──────── Selection ────────
To prevent the default behaviour, add the following to your Makefile.
.SECONDARY:
Now remove the outputs and rerun your pipeline.
rm zipf_results.tgz *.dat *.png
make zipf_results.tgz
.SECONDARY
is one of a handful of special targets used to control Make's
behavior.
What happens if you
touch abyss.dat
and thenmake zipf_results.tgz
?
git add Makefile
git commit -m "Finish translating pipeline script to a Makefile."
git status
Notice all the files that Git wants to be tracking?
Like before, we're not going to version control any of the intermediate
or final products of our pipeline.
To reflect this fact add a .gitignore
file:
*.dat
*.png
zipf_results.tgz
LICENSE.md
git add .gitignore
git commit -m "Have git ignore intermediate data files."
git status
Sometimes its nice to have targets that don't refer to actual files.
all: isles.png abyss.png zipf_results.tgz
Even though this rule doesn't have a recipe, it does have prerequisites.
Now, when you run make all
Make will do what it needs to to bring
all three of those targets up to date.
It is traditional for "all:
" to be the first recipe in a makefile,
since the first recipe is what is built by default
when no other target is passed as an argument.
Another traditional target is "clean
".
Add the following to your Makefile.
clean:
rm --force *.dat *.png zipf_results.tgz
Running make clean
will now remove all of the cruft.
Watch out, though!
What happens if you create a file named
clean
(i.e.touch clean
) and then runmake clean
?
When you run make clean
you get make: Nothing to be done for 'clean'.
.
That's not because all those files have already been removed.
──────── Dataset rows ────────
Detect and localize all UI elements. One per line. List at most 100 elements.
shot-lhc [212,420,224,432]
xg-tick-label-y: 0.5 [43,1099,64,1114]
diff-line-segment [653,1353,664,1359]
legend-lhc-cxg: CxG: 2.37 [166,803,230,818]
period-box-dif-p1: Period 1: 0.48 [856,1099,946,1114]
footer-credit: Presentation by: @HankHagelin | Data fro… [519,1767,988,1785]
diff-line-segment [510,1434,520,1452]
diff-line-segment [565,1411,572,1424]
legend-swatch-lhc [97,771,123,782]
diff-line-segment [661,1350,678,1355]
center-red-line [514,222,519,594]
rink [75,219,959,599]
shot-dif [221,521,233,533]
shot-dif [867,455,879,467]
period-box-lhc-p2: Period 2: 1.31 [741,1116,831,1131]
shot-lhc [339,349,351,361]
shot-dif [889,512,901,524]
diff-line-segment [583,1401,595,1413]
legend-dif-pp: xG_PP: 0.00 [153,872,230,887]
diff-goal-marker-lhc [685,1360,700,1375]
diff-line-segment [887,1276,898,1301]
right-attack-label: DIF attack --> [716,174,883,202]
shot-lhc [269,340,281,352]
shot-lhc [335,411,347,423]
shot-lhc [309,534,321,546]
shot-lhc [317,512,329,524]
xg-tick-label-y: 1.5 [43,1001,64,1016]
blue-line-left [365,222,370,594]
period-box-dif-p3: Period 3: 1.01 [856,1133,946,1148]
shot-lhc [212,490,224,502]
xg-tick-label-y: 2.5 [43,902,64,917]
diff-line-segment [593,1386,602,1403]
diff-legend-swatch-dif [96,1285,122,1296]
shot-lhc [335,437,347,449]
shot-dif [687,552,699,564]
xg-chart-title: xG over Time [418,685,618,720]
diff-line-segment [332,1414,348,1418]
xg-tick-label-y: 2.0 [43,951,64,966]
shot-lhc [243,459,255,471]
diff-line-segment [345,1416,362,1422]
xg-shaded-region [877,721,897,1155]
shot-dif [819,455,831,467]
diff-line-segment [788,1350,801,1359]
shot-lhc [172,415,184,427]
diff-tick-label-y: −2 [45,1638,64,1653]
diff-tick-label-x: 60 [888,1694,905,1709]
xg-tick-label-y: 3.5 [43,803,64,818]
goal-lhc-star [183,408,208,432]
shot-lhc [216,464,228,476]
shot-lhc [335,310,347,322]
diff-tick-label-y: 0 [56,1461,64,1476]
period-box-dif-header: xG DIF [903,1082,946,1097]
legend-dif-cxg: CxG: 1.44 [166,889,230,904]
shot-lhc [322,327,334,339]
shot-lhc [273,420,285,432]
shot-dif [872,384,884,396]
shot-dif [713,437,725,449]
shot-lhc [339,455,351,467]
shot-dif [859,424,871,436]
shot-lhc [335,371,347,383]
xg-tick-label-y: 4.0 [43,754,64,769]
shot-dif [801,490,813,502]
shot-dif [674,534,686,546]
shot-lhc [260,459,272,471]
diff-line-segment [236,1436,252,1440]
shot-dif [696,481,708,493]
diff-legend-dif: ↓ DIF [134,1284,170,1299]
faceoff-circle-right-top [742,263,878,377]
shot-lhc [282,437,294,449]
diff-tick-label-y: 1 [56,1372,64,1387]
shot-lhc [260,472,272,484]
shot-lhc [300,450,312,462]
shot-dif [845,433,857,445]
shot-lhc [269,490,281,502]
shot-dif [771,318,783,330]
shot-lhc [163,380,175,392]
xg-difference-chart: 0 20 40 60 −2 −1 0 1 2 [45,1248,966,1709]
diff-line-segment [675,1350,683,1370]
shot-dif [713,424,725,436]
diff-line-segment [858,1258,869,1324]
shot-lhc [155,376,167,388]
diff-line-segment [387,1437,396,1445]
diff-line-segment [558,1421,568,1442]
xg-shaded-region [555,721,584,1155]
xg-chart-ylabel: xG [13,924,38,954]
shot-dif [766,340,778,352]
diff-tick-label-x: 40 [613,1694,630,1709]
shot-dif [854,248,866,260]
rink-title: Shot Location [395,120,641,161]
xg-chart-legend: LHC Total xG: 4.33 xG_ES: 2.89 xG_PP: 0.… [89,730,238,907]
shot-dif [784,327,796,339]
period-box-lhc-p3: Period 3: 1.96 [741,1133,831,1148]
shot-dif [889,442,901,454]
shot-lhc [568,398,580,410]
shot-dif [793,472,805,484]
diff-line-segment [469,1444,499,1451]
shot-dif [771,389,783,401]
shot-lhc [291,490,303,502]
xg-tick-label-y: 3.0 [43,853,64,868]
────────
The exercise. From the Makefile tutorial, return the passage that begins with the words containing "It is traditional" and ends with "as an argument.". Copy it word for word.

Response to the task.
It is traditional for "all:
" to be the first recipe in a makefile,
since the first recipe is what is built by default
when no other target is passed as an argument.